— start —

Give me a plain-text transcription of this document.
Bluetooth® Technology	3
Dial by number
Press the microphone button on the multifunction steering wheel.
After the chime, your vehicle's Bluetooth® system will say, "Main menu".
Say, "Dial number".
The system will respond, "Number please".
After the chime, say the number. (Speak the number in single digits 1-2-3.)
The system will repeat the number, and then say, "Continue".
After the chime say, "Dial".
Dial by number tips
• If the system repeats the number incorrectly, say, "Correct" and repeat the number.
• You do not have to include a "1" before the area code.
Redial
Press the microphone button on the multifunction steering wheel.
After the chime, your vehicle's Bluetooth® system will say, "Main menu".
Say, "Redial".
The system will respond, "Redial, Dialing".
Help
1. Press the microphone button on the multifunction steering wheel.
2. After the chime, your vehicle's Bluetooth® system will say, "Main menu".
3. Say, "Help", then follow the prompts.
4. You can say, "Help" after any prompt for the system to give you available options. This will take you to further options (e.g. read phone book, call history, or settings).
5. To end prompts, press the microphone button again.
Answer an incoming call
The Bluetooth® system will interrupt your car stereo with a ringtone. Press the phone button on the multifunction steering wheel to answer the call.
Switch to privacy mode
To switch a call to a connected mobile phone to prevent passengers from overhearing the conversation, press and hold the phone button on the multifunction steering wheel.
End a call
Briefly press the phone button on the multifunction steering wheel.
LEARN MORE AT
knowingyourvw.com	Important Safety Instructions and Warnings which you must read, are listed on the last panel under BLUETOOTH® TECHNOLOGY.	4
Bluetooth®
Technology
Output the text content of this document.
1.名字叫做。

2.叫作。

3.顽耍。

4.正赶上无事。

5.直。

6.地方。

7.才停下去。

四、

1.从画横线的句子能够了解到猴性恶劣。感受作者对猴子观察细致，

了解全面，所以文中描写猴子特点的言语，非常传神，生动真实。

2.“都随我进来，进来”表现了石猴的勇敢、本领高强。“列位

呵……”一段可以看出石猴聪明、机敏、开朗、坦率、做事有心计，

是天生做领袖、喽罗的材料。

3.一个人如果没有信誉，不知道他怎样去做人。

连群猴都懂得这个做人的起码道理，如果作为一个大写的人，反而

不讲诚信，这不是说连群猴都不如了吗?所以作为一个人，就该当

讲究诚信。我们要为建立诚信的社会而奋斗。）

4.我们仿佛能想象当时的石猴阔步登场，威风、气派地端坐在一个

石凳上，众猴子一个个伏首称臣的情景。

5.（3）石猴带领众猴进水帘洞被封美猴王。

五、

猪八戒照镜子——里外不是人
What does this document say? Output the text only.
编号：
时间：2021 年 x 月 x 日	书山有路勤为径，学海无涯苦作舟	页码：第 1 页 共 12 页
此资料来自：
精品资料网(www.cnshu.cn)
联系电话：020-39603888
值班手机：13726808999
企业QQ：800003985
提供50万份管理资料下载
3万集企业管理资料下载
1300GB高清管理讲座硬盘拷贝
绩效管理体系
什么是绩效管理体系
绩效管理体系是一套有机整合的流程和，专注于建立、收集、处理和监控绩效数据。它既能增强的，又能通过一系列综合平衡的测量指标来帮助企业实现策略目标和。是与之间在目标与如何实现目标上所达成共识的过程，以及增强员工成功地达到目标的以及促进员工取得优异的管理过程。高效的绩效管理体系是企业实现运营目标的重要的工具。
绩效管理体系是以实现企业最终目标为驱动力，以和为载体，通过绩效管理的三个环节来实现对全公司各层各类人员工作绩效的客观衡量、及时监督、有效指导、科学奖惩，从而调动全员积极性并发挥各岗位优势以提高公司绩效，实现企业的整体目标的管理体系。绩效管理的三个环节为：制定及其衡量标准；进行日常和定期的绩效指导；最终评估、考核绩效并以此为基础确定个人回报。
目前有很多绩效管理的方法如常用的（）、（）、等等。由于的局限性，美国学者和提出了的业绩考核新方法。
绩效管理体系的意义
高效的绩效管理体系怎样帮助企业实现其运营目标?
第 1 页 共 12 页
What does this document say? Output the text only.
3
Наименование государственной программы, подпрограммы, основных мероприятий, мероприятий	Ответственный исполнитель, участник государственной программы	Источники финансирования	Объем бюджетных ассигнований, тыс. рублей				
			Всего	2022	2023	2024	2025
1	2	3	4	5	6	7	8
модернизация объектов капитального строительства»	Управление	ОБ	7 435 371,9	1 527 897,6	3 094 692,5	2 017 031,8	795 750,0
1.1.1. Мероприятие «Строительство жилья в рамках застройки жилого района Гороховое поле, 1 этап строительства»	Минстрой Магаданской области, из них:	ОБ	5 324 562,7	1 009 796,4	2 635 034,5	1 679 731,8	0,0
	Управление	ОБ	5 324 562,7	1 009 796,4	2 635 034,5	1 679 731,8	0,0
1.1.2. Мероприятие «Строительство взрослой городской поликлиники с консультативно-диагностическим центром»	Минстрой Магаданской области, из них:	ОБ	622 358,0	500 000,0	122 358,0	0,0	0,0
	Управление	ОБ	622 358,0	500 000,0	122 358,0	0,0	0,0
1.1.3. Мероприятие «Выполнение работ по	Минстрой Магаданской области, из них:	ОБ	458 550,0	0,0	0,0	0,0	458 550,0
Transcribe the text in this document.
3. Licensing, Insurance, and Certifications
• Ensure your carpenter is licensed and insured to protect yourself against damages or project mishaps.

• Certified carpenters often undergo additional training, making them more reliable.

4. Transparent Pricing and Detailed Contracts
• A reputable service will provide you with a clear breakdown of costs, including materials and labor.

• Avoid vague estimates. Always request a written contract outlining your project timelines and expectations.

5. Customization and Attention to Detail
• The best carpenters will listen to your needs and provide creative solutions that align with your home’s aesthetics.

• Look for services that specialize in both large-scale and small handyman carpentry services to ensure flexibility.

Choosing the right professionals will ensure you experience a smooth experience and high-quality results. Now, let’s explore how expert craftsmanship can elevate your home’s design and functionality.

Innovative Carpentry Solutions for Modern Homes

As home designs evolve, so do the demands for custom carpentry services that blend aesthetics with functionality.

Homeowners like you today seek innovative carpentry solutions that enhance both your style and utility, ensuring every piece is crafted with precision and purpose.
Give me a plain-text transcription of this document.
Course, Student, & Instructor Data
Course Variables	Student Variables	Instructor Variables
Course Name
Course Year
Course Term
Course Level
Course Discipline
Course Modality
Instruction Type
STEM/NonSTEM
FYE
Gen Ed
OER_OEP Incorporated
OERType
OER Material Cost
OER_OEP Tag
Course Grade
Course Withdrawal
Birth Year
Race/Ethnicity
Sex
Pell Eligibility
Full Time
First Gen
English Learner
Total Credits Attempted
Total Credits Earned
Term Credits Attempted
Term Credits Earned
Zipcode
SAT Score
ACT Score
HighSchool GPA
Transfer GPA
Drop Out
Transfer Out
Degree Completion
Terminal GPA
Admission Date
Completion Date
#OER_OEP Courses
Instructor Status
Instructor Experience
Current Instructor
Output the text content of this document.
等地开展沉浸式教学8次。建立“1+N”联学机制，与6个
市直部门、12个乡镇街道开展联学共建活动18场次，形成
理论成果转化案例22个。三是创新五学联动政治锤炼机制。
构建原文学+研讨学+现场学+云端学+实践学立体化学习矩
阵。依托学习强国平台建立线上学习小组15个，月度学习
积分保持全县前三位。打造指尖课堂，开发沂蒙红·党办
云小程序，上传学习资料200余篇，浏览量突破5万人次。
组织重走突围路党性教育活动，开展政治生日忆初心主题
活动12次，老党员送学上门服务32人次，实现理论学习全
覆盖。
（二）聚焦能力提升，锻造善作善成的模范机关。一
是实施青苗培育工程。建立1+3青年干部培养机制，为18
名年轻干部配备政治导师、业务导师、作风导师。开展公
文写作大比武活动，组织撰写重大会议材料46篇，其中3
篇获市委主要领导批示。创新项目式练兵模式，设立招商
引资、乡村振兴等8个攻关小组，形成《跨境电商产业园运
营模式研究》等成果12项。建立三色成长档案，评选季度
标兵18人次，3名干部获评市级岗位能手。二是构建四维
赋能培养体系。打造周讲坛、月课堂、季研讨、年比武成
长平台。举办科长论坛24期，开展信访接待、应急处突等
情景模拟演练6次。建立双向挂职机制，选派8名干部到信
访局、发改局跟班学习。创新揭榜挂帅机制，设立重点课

— end —

Task statement: Look through the entries above; copy every line holding the string "steering".

Answer for this exercise:
Press the microphone button on the multifunction steering wheel.
Press the microphone button on the multifunction steering wheel.
1. Press the microphone button on the multifunction steering wheel.
The Bluetooth® system will interrupt your car stereo with a ringtone. Press the phone button on the multifunction steering wheel to answer the call.
To switch a call to a connected mobile phone to prevent passengers from overhearing the conversation, press and hold the phone button on the multifunction steering wheel.
Briefly press the phone button on the multifunction steering wheel.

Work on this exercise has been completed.